What the task requires: Only lines holding the string "text" are wanted; copy each one from the material.
╭─ Recorded data
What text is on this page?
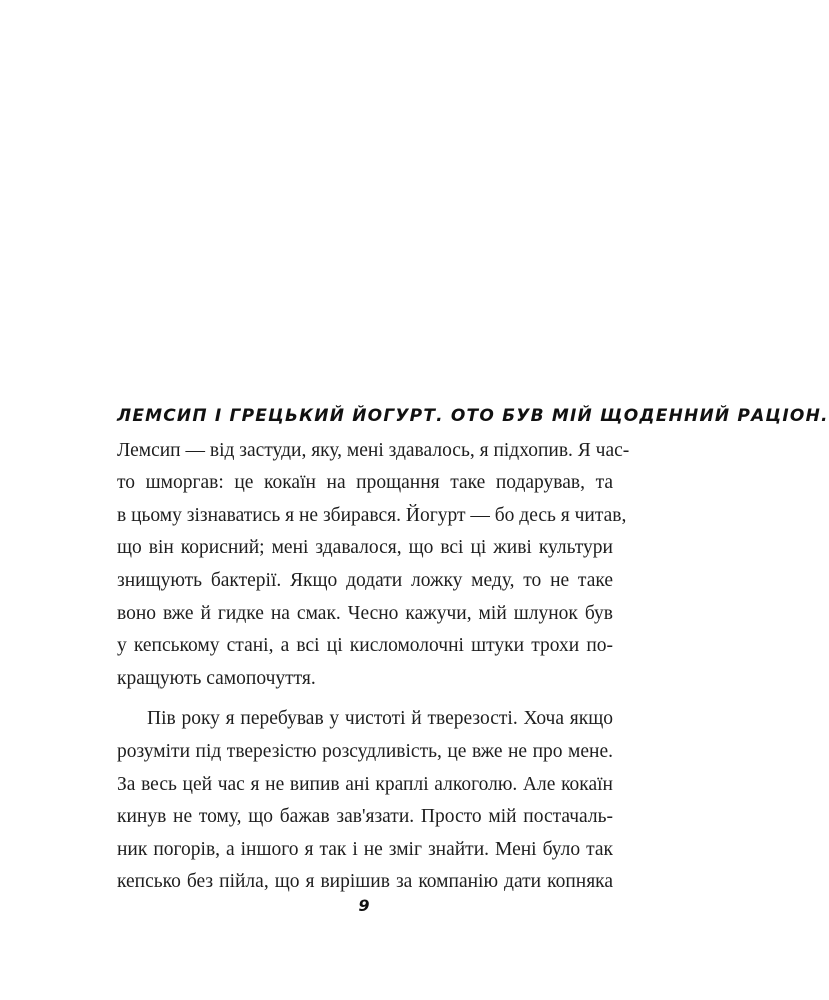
ЛЕМСИП І ГРЕЦЬКИЙ ЙОГУРТ. ОТО БУВ МІЙ ЩОДЕННИЙ РАЦІОН.
Лемсип — від застуди, яку, мені здавалось, я підхопив. Я час-
то шморгав: це кокаїн на прощання таке подарував, та
в цьому зізнаватись я не збирався. Йогурт — бо десь я читав,
що він корисний; мені здавалося, що всі ці живі культури
знищують бактерії. Якщо додати ложку меду, то не таке
воно вже й гидке на смак. Чесно кажучи, мій шлунок був
у кепському стані, а всі ці кисломолочні штуки трохи по-
кращують самопочуття.
Пів року я перебував у чистоті й тверезості. Хоча якщо
розуміти під тверезістю розсудливість, це вже не про мене.
За весь цей час я не випив ані краплі алкоголю. Але кокаїн
кинув не тому, що бажав зав'язати. Просто мій постачаль-
ник погорів, а іншого я так і не зміг знайти. Мені було так
кепсько без пійла, що я вирішив за компанію дати копняка
9
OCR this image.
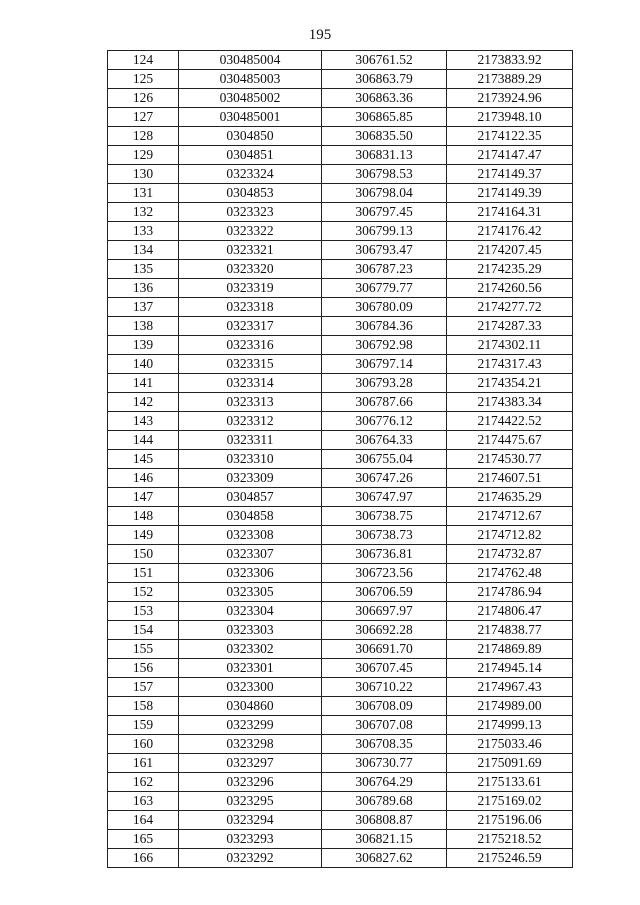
195
124	030485004	306761.52	2173833.92
125	030485003	306863.79	2173889.29
126	030485002	306863.36	2173924.96
127	030485001	306865.85	2173948.10
128	0304850	306835.50	2174122.35
129	0304851	306831.13	2174147.47
130	0323324	306798.53	2174149.37
131	0304853	306798.04	2174149.39
132	0323323	306797.45	2174164.31
133	0323322	306799.13	2174176.42
134	0323321	306793.47	2174207.45
135	0323320	306787.23	2174235.29
136	0323319	306779.77	2174260.56
137	0323318	306780.09	2174277.72
138	0323317	306784.36	2174287.33
139	0323316	306792.98	2174302.11
140	0323315	306797.14	2174317.43
141	0323314	306793.28	2174354.21
142	0323313	306787.66	2174383.34
143	0323312	306776.12	2174422.52
144	0323311	306764.33	2174475.67
145	0323310	306755.04	2174530.77
146	0323309	306747.26	2174607.51
147	0304857	306747.97	2174635.29
148	0304858	306738.75	2174712.67
149	0323308	306738.73	2174712.82
150	0323307	306736.81	2174732.87
151	0323306	306723.56	2174762.48
152	0323305	306706.59	2174786.94
153	0323304	306697.97	2174806.47
154	0323303	306692.28	2174838.77
155	0323302	306691.70	2174869.89
156	0323301	306707.45	2174945.14
157	0323300	306710.22	2174967.43
158	0304860	306708.09	2174989.00
159	0323299	306707.08	2174999.13
160	0323298	306708.35	2175033.46
161	0323297	306730.77	2175091.69
162	0323296	306764.29	2175133.61
163	0323295	306789.68	2175169.02
164	0323294	306808.87	2175196.06
165	0323293	306821.15	2175218.52
166	0323292	306827.62	2175246.59
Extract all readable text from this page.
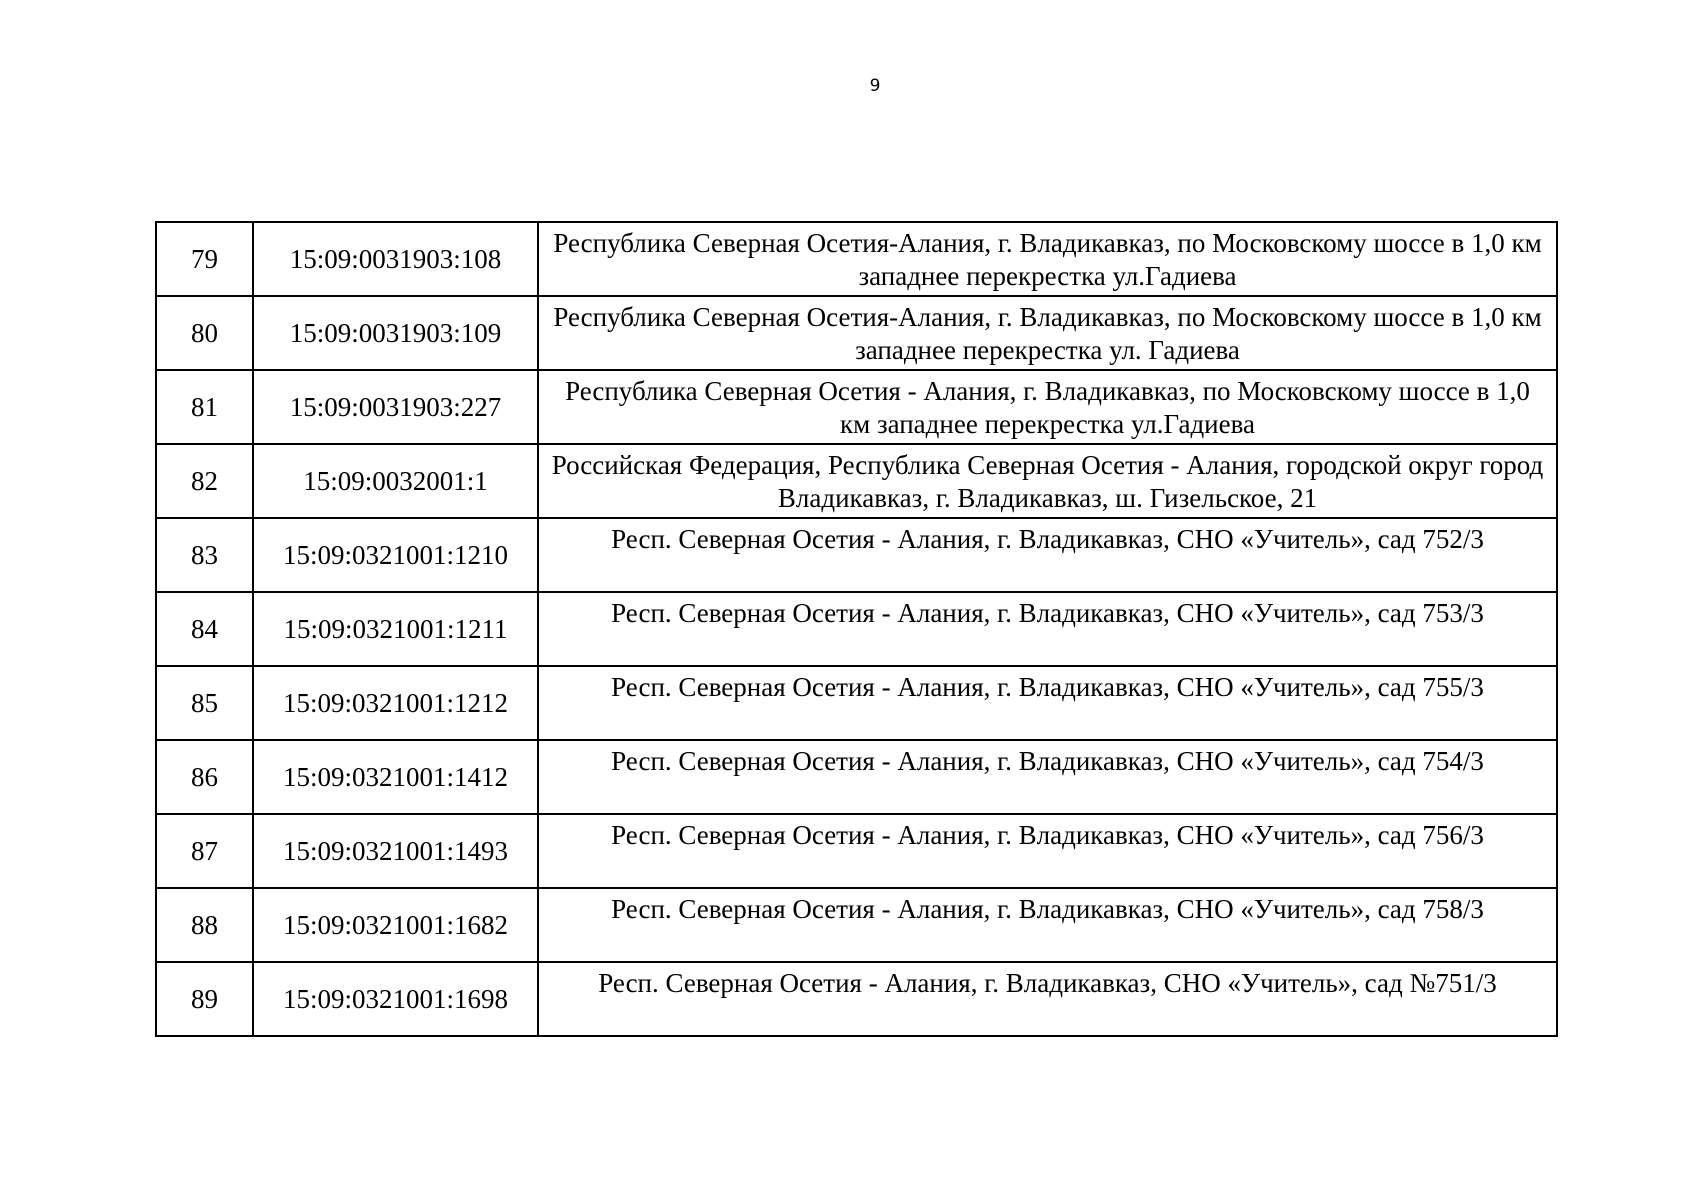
9
79	15:09:0031903:108	Республика Северная Осетия-Алания, г. Владикавказ, по Московскому шоссе в 1,0 км западнее перекрестка ул.Гадиева
80	15:09:0031903:109	Республика Северная Осетия-Алания, г. Владикавказ, по Московскому шоссе в 1,0 км западнее перекрестка ул. Гадиева
81	15:09:0031903:227	Республика Северная Осетия - Алания, г. Владикавказ, по Московскому шоссе в 1,0 км западнее перекрестка ул.Гадиева
82	15:09:0032001:1	Российская Федерация, Республика Северная Осетия - Алания, городской округ город Владикавказ, г. Владикавказ, ш. Гизельское, 21
83	15:09:0321001:1210	Респ. Северная Осетия - Алания, г. Владикавказ, СНО «Учитель», сад 752/3
84	15:09:0321001:1211	Респ. Северная Осетия - Алания, г. Владикавказ, СНО «Учитель», сад 753/3
85	15:09:0321001:1212	Респ. Северная Осетия - Алания, г. Владикавказ, СНО «Учитель», сад 755/3
86	15:09:0321001:1412	Респ. Северная Осетия - Алания, г. Владикавказ, СНО «Учитель», сад 754/3
87	15:09:0321001:1493	Респ. Северная Осетия - Алания, г. Владикавказ, СНО «Учитель», сад 756/3
88	15:09:0321001:1682	Респ. Северная Осетия - Алания, г. Владикавказ, СНО «Учитель», сад 758/3
89	15:09:0321001:1698	Респ. Северная Осетия - Алания, г. Владикавказ, СНО «Учитель», сад №751/3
╰─
Exercise response:
What text is on this page?
Extract all readable text from this page.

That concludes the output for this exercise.